START EXERCISE DATA
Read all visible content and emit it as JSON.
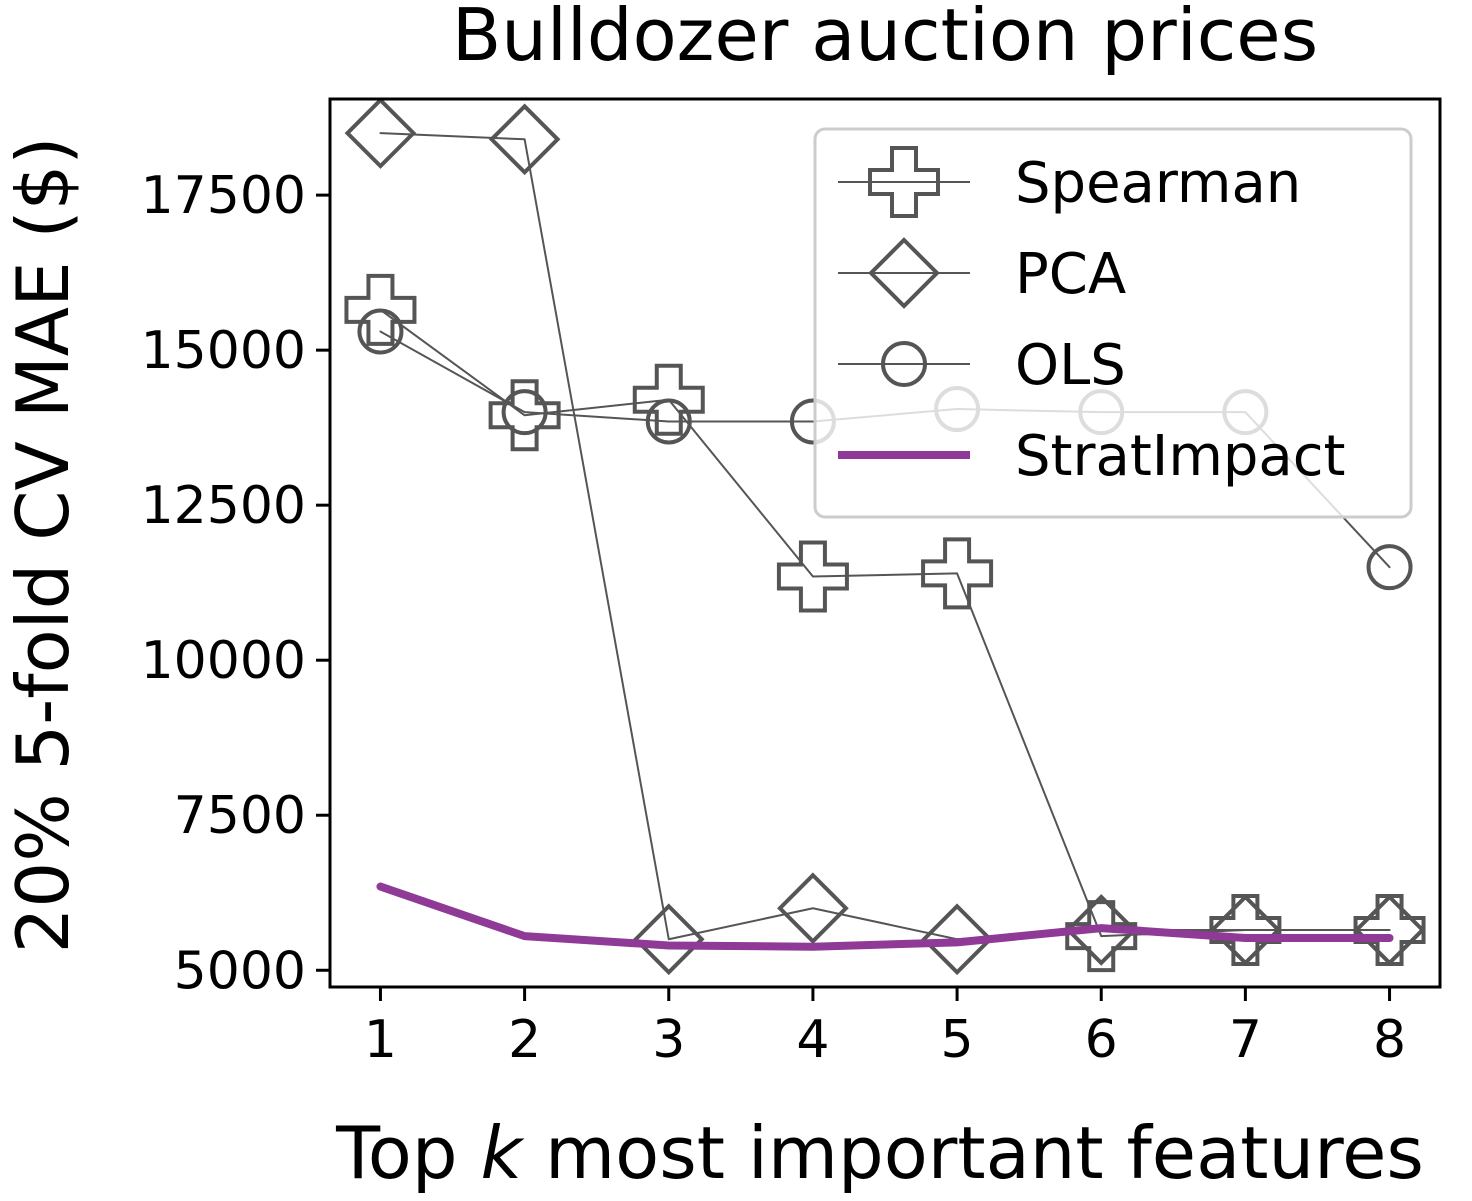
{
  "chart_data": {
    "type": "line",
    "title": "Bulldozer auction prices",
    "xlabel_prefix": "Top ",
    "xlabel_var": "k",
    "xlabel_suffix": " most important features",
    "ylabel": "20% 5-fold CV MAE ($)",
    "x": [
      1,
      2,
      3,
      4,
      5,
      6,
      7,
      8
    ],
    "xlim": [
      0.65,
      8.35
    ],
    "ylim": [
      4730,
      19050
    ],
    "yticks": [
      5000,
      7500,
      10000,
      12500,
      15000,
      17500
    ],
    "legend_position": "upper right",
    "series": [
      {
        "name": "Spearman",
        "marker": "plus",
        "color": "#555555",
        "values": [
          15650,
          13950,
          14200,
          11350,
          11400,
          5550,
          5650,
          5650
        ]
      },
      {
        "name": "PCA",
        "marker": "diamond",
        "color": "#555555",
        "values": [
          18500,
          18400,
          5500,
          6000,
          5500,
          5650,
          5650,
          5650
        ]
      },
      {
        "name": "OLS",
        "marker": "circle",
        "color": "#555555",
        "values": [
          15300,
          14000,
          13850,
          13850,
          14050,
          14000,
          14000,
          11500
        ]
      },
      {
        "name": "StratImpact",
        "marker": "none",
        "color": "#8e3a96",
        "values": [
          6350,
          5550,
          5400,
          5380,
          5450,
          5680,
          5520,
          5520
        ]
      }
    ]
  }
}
END EXERCISE DATA
START EXERCISE DATA
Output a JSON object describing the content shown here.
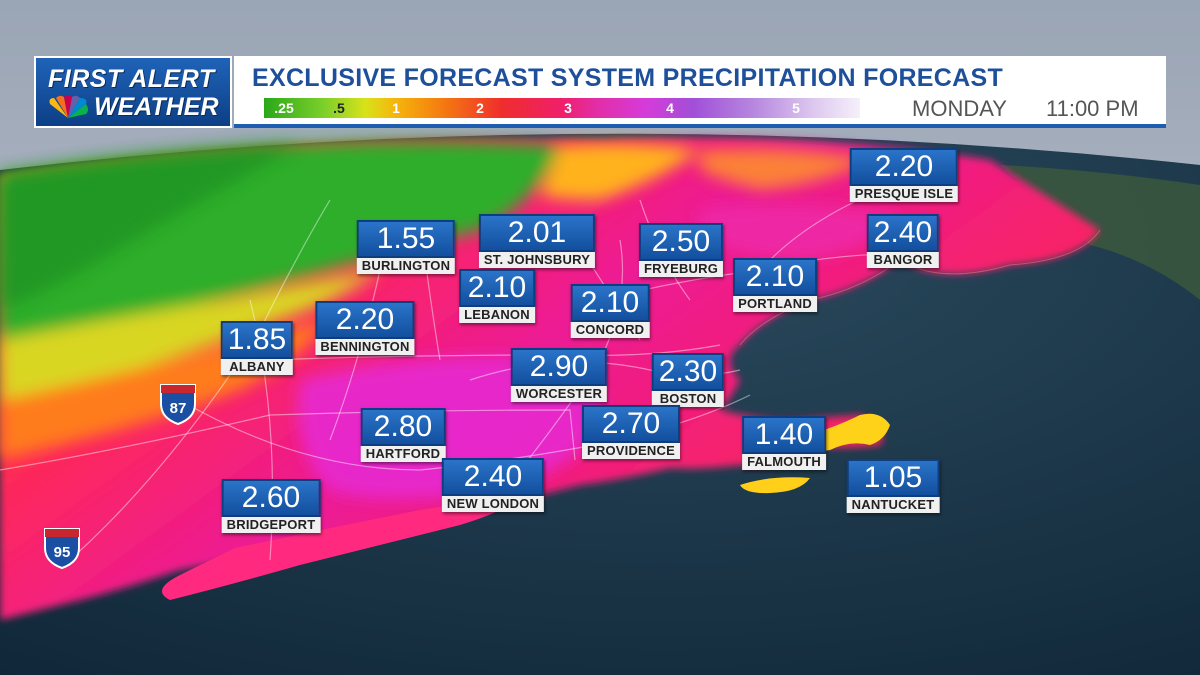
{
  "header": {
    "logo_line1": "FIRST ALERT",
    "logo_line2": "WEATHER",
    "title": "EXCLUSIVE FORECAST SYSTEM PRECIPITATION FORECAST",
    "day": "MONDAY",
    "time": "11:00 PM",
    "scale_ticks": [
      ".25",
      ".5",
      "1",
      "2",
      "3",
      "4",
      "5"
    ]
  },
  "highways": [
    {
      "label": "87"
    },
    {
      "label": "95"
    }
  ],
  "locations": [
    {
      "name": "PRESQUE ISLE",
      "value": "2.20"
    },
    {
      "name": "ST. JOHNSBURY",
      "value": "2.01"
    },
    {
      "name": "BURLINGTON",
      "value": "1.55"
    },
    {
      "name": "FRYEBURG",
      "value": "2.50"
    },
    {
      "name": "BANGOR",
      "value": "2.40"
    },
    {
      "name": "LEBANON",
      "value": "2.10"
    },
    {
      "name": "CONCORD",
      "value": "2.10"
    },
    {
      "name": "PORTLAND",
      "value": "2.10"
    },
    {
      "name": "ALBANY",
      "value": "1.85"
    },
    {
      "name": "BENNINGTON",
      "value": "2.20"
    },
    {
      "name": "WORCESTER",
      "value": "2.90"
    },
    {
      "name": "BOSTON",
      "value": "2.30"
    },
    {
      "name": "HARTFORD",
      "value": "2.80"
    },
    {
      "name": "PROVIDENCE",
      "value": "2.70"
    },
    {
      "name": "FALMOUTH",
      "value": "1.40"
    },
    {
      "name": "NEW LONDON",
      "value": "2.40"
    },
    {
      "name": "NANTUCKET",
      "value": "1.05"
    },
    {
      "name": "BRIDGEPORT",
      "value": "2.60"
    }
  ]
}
END EXERCISE DATA
**WRITTEN INSTRUCTION**
Out of the material above, select every line that holds the string "JSON".

**ANSWER**
Read all visible content and emit it as JSON.
Output a JSON object describing the content shown here.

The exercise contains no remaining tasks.